(Dataset excerpt)
::::::::

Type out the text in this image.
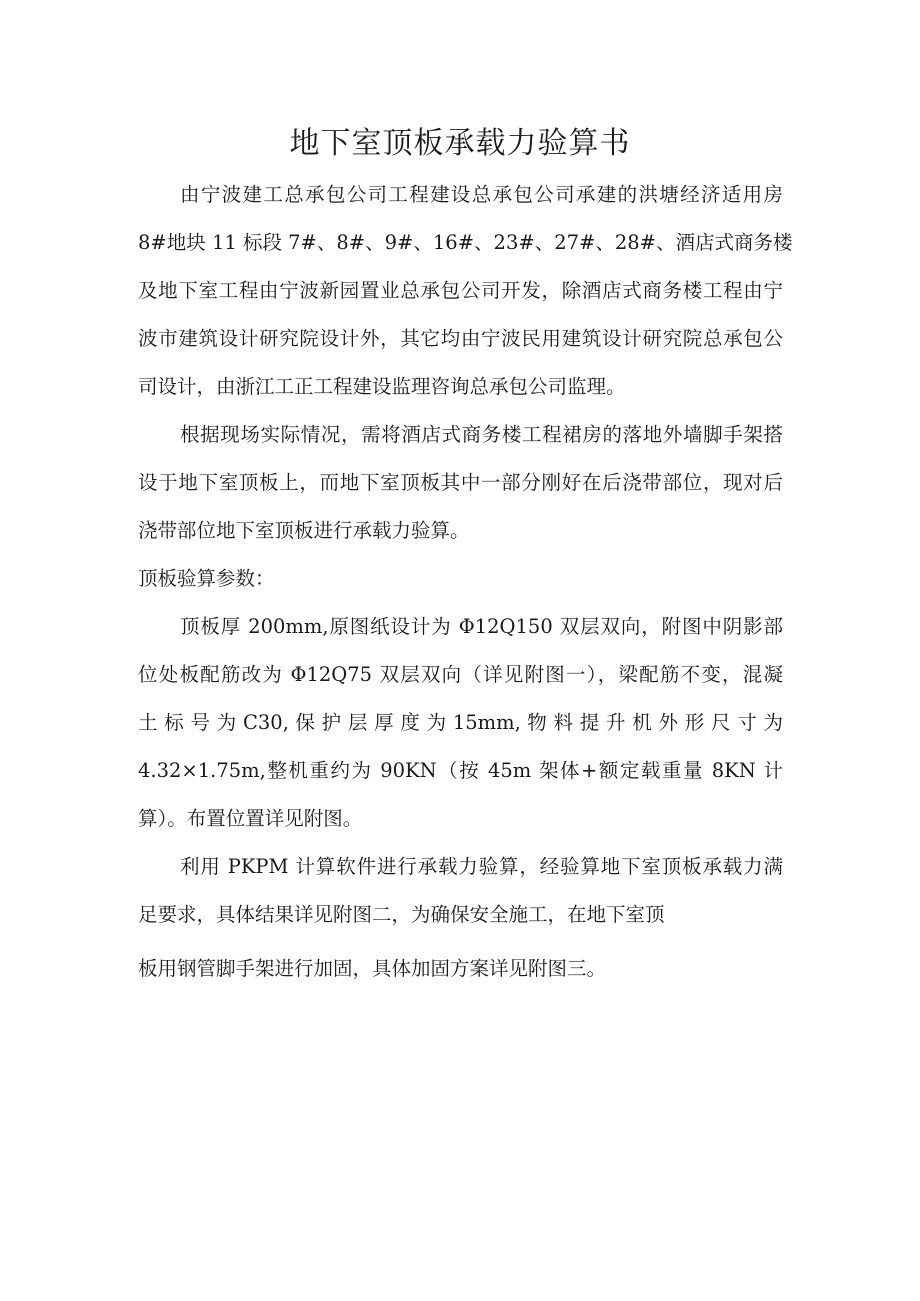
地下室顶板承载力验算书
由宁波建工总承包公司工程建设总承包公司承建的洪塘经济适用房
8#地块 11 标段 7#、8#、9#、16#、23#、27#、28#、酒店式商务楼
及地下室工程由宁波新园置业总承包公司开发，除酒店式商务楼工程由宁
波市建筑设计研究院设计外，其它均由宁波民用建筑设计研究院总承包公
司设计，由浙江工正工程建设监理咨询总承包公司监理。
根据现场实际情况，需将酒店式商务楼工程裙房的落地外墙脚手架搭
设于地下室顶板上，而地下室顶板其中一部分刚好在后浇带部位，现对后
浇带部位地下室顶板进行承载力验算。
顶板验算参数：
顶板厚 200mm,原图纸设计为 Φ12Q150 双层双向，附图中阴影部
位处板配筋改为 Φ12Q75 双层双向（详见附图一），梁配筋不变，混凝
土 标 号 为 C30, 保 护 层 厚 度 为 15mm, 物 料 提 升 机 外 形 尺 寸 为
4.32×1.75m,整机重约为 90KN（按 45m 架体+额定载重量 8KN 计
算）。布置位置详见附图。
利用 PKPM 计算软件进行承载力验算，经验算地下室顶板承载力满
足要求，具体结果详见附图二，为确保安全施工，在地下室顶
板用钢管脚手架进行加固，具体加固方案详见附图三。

::::::::

### Work to complete
Set down every entry word for word, but omit the pictures.

### Right answer
Type out the text in this image.
地下室顶板承载力验算书
由宁波建工总承包公司工程建设总承包公司承建的洪塘经济适用房
8#地块 11 标段 7#、8#、9#、16#、23#、27#、28#、酒店式商务楼
及地下室工程由宁波新园置业总承包公司开发，除酒店式商务楼工程由宁
波市建筑设计研究院设计外，其它均由宁波民用建筑设计研究院总承包公
司设计，由浙江工正工程建设监理咨询总承包公司监理。
根据现场实际情况，需将酒店式商务楼工程裙房的落地外墙脚手架搭
设于地下室顶板上，而地下室顶板其中一部分刚好在后浇带部位，现对后
浇带部位地下室顶板进行承载力验算。
顶板验算参数：
顶板厚 200mm,原图纸设计为 Φ12Q150 双层双向，附图中阴影部
位处板配筋改为 Φ12Q75 双层双向（详见附图一），梁配筋不变，混凝
土 标 号 为 C30, 保 护 层 厚 度 为 15mm, 物 料 提 升 机 外 形 尺 寸 为
4.32×1.75m,整机重约为 90KN（按 45m 架体+额定载重量 8KN 计
算）。布置位置详见附图。
利用 PKPM 计算软件进行承载力验算，经验算地下室顶板承载力满
足要求，具体结果详见附图二，为确保安全施工，在地下室顶
板用钢管脚手架进行加固，具体加固方案详见附图三。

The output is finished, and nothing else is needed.